| GOAL |
Could you repeat the records below exactly, leaving out any pictures?

| RECORDED DATA |
────────

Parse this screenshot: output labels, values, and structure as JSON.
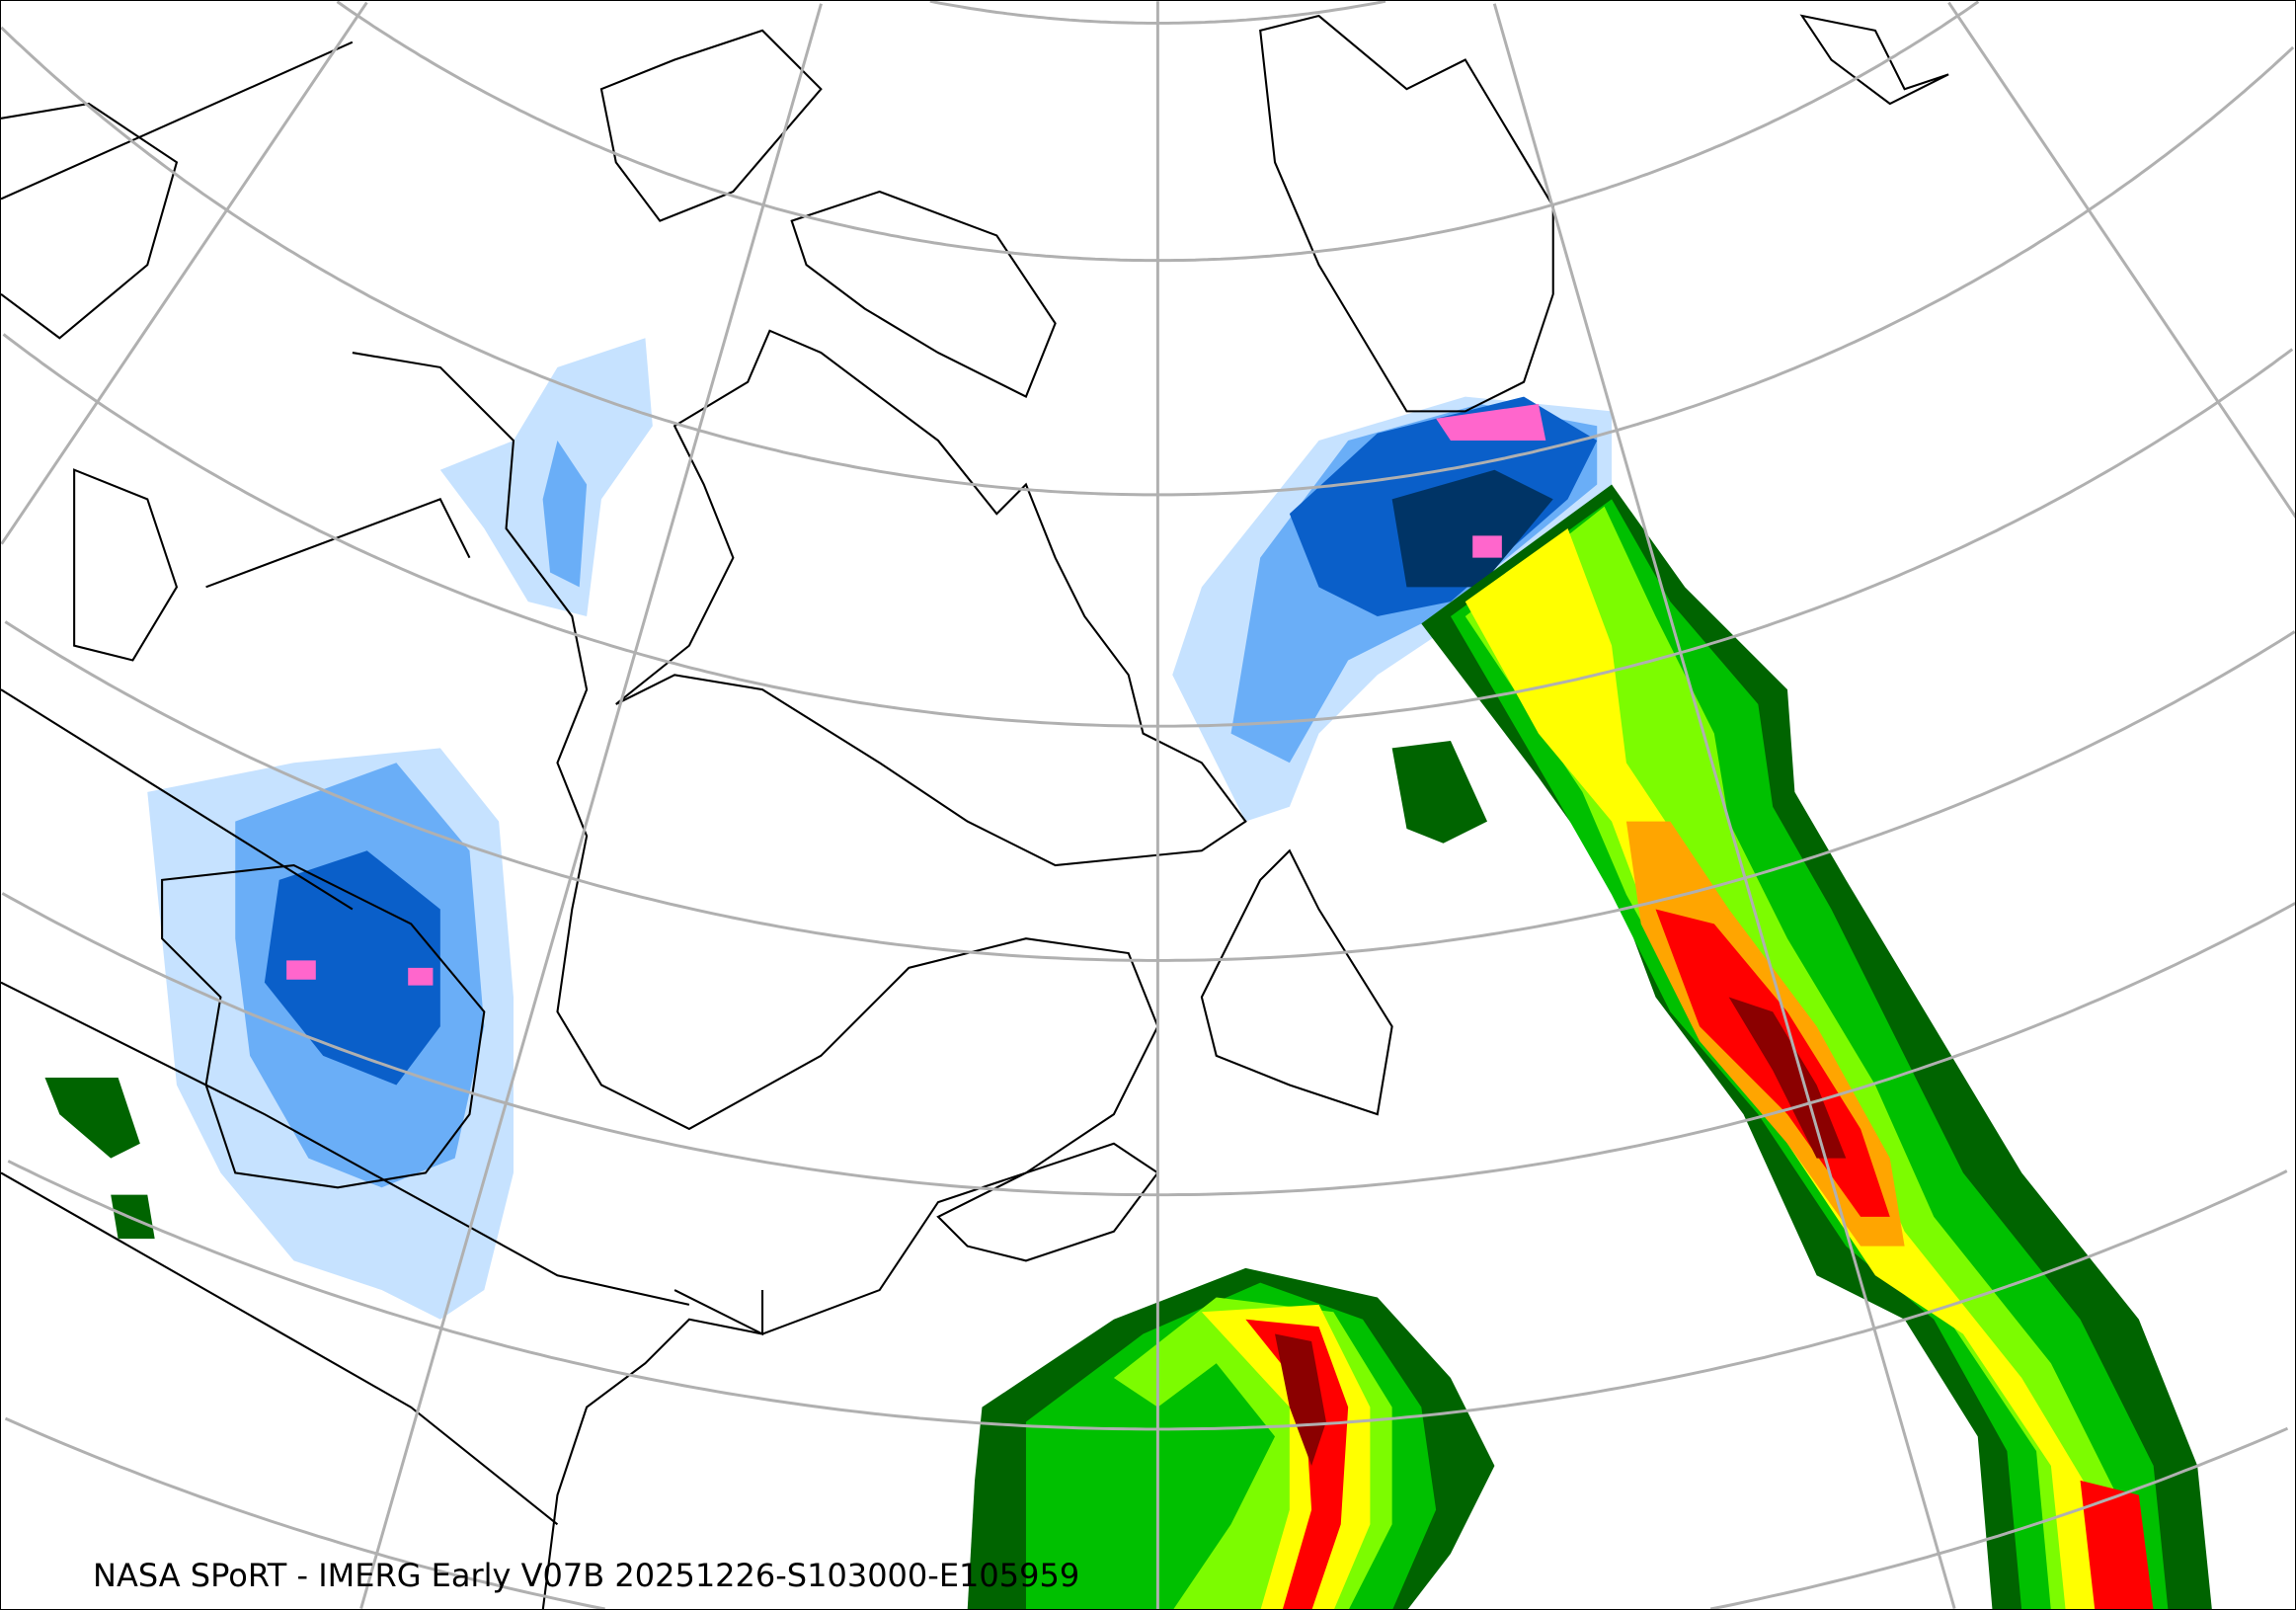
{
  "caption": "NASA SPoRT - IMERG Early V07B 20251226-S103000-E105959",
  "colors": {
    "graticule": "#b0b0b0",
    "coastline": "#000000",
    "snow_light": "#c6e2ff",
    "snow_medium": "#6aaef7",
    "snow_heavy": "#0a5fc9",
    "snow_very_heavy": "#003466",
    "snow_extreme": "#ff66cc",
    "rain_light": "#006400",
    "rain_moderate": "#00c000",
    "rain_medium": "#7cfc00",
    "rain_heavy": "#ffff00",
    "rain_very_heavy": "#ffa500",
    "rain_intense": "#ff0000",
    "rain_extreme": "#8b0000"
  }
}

────────

| SOLUTION |
Parse this screenshot: output labels, values, and structure as JSON.
{
  "caption": "NASA SPoRT - IMERG Early V07B 20251226-S103000-E105959",
  "colors": {
    "graticule": "#b0b0b0",
    "coastline": "#000000",
    "snow_light": "#c6e2ff",
    "snow_medium": "#6aaef7",
    "snow_heavy": "#0a5fc9",
    "snow_very_heavy": "#003466",
    "snow_extreme": "#ff66cc",
    "rain_light": "#006400",
    "rain_moderate": "#00c000",
    "rain_medium": "#7cfc00",
    "rain_heavy": "#ffff00",
    "rain_very_heavy": "#ffa500",
    "rain_intense": "#ff0000",
    "rain_extreme": "#8b0000"
  }
}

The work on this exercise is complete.